--- Begin Task material ---

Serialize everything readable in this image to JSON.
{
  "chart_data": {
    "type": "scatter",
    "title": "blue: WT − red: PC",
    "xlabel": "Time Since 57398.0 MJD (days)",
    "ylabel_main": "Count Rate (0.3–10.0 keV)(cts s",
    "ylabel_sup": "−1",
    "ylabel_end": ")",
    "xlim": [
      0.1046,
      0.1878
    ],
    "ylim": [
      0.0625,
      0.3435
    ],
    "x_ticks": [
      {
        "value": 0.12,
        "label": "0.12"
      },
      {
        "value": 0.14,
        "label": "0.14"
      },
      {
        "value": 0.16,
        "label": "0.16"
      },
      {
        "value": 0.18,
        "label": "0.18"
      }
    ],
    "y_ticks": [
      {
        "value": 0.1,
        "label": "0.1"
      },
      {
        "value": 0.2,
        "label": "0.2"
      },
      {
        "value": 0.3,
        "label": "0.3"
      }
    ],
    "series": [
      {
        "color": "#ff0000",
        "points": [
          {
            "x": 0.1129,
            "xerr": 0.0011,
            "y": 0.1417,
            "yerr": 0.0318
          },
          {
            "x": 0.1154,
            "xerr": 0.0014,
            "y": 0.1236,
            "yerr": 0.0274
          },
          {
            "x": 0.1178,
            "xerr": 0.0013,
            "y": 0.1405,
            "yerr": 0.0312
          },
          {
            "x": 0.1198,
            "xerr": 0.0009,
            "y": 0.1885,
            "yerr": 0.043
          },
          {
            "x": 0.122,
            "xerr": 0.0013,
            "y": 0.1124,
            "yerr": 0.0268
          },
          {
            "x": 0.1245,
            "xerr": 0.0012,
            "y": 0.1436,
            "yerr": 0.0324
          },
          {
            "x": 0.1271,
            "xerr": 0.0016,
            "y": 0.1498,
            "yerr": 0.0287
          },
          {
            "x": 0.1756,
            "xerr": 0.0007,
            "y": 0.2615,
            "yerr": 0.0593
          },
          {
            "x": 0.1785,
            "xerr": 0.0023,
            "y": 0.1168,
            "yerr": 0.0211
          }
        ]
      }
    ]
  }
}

--- End Task material ---

Could you reproduce every record above exactly as it appears?

▶ _Answer_
Serialize everything readable in this image to JSON.
{
  "chart_data": {
    "type": "scatter",
    "title": "blue: WT − red: PC",
    "xlabel": "Time Since 57398.0 MJD (days)",
    "ylabel_main": "Count Rate (0.3–10.0 keV)(cts s",
    "ylabel_sup": "−1",
    "ylabel_end": ")",
    "xlim": [
      0.1046,
      0.1878
    ],
    "ylim": [
      0.0625,
      0.3435
    ],
    "x_ticks": [
      {
        "value": 0.12,
        "label": "0.12"
      },
      {
        "value": 0.14,
        "label": "0.14"
      },
      {
        "value": 0.16,
        "label": "0.16"
      },
      {
        "value": 0.18,
        "label": "0.18"
      }
    ],
    "y_ticks": [
      {
        "value": 0.1,
        "label": "0.1"
      },
      {
        "value": 0.2,
        "label": "0.2"
      },
      {
        "value": 0.3,
        "label": "0.3"
      }
    ],
    "series": [
      {
        "color": "#ff0000",
        "points": [
          {
            "x": 0.1129,
            "xerr": 0.0011,
            "y": 0.1417,
            "yerr": 0.0318
          },
          {
            "x": 0.1154,
            "xerr": 0.0014,
            "y": 0.1236,
            "yerr": 0.0274
          },
          {
            "x": 0.1178,
            "xerr": 0.0013,
            "y": 0.1405,
            "yerr": 0.0312
          },
          {
            "x": 0.1198,
            "xerr": 0.0009,
            "y": 0.1885,
            "yerr": 0.043
          },
          {
            "x": 0.122,
            "xerr": 0.0013,
            "y": 0.1124,
            "yerr": 0.0268
          },
          {
            "x": 0.1245,
            "xerr": 0.0012,
            "y": 0.1436,
            "yerr": 0.0324
          },
          {
            "x": 0.1271,
            "xerr": 0.0016,
            "y": 0.1498,
            "yerr": 0.0287
          },
          {
            "x": 0.1756,
            "xerr": 0.0007,
            "y": 0.2615,
            "yerr": 0.0593
          },
          {
            "x": 0.1785,
            "xerr": 0.0023,
            "y": 0.1168,
            "yerr": 0.0211
          }
        ]
      }
    ]
  }
}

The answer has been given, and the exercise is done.